Task prompt: Retype everything in the listing, leaving each line exactly as it is.
────────────────────
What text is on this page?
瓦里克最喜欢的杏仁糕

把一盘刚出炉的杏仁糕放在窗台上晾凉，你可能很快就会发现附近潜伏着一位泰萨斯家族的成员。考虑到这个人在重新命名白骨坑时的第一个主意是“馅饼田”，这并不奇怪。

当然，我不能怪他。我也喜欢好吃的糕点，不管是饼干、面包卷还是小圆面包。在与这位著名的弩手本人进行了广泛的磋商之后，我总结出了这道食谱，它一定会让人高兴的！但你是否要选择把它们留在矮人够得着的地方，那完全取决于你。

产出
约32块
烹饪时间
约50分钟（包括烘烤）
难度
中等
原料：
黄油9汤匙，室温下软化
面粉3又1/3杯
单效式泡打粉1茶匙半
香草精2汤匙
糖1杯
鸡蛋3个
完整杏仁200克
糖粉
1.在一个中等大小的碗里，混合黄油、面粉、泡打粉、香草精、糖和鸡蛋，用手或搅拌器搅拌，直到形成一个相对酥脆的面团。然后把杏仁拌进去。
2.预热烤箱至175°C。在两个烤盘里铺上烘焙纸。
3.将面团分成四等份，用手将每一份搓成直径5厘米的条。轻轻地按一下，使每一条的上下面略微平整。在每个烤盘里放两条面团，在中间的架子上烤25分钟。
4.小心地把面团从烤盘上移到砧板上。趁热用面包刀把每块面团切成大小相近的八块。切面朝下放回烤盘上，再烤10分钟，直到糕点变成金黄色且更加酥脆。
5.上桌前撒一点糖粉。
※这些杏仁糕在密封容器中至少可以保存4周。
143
────────────────────
Result of this exercise:
What text is on this page?
瓦里克最喜欢的杏仁糕

把一盘刚出炉的杏仁糕放在窗台上晾凉，你可能很快就会发现附近潜伏着一位泰萨斯家族的成员。考虑到这个人在重新命名白骨坑时的第一个主意是“馅饼田”，这并不奇怪。

当然，我不能怪他。我也喜欢好吃的糕点，不管是饼干、面包卷还是小圆面包。在与这位著名的弩手本人进行了广泛的磋商之后，我总结出了这道食谱，它一定会让人高兴的！但你是否要选择把它们留在矮人够得着的地方，那完全取决于你。

产出
约32块
烹饪时间
约50分钟（包括烘烤）
难度
中等
原料：
黄油9汤匙，室温下软化
面粉3又1/3杯
单效式泡打粉1茶匙半
香草精2汤匙
糖1杯
鸡蛋3个
完整杏仁200克
糖粉
1.在一个中等大小的碗里，混合黄油、面粉、泡打粉、香草精、糖和鸡蛋，用手或搅拌器搅拌，直到形成一个相对酥脆的面团。然后把杏仁拌进去。
2.预热烤箱至175°C。在两个烤盘里铺上烘焙纸。
3.将面团分成四等份，用手将每一份搓成直径5厘米的条。轻轻地按一下，使每一条的上下面略微平整。在每个烤盘里放两条面团，在中间的架子上烤25分钟。
4.小心地把面团从烤盘上移到砧板上。趁热用面包刀把每块面团切成大小相近的八块。切面朝下放回烤盘上，再烤10分钟，直到糕点变成金黄色且更加酥脆。
5.上桌前撒一点糖粉。
※这些杏仁糕在密封容器中至少可以保存4周。
143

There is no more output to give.